# AIM OF THE EXERCISE
Whenever a line below holds the word "molar", copy that line.

◇ ◇ ◇ ◇ ◇ ◇ ◇

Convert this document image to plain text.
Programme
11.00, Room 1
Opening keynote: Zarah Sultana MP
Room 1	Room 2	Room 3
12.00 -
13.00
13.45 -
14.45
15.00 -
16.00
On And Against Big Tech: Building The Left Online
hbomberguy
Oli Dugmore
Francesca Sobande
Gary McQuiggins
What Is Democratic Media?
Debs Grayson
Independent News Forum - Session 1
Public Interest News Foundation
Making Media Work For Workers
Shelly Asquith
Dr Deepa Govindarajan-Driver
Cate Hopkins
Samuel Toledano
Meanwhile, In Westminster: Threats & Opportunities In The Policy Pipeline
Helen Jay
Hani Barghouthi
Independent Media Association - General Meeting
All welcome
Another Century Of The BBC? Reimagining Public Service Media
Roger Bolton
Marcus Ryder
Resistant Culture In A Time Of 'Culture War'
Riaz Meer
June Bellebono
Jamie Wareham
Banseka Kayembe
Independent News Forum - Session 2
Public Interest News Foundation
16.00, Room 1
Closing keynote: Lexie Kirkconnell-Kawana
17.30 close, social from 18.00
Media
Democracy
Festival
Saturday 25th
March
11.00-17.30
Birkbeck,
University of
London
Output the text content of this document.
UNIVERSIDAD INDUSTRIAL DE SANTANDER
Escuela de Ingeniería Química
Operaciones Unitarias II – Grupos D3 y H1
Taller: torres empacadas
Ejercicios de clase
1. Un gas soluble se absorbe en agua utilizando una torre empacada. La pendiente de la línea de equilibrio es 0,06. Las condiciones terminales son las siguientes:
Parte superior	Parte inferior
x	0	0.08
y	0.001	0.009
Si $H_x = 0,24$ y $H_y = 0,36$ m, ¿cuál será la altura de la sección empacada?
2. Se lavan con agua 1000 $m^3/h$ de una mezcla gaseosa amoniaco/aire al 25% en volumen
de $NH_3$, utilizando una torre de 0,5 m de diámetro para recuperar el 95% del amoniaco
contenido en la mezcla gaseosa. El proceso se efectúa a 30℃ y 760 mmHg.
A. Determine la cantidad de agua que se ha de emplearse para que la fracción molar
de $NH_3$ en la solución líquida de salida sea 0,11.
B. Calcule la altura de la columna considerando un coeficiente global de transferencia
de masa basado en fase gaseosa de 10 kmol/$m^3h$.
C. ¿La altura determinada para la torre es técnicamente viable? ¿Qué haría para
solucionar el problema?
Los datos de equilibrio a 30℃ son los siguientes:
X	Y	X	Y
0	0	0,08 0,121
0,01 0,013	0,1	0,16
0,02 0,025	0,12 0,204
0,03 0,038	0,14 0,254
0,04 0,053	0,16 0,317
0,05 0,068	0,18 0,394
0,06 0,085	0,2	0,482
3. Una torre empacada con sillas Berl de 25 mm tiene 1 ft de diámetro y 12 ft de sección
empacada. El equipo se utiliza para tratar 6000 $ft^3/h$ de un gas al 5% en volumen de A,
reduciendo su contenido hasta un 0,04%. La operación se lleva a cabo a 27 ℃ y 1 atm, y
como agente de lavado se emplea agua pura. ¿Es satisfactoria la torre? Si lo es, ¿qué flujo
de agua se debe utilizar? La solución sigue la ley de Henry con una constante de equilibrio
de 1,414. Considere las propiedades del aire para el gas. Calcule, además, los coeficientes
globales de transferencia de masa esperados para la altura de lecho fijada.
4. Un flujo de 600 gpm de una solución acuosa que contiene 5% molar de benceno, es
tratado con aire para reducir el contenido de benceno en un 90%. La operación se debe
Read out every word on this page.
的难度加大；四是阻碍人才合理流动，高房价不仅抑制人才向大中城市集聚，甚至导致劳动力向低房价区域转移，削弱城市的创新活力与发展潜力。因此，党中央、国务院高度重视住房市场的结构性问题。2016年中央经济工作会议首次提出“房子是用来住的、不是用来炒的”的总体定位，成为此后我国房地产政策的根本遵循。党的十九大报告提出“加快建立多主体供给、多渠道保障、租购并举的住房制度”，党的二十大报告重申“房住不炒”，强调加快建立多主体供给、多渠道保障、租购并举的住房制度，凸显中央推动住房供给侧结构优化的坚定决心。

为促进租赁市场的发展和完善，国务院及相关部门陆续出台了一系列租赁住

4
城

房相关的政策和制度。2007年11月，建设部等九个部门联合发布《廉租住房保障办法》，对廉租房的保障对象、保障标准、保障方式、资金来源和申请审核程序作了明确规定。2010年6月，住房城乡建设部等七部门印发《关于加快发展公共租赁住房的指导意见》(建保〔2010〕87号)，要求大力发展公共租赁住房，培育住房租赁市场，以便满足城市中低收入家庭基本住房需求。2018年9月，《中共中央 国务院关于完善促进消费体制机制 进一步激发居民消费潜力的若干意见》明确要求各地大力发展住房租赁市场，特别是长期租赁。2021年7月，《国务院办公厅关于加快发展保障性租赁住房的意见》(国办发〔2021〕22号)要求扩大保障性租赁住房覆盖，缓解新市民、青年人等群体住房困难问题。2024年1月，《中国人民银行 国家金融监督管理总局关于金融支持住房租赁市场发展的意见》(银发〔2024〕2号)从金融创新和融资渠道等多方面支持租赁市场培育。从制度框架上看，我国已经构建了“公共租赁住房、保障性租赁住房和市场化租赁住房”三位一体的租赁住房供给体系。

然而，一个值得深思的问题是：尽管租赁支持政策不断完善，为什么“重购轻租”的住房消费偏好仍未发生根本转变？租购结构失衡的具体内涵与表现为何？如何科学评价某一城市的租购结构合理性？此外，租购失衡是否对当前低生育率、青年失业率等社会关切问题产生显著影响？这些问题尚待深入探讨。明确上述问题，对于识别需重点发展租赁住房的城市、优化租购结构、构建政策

◇ ◇ ◇ ◇ ◇ ◇ ◇

# REPLY
A. Determine la cantidad de agua que se ha de emplearse para que la fracción molar
4. Un flujo de 600 gpm de una solución acuosa que contiene 5% molar de benceno, es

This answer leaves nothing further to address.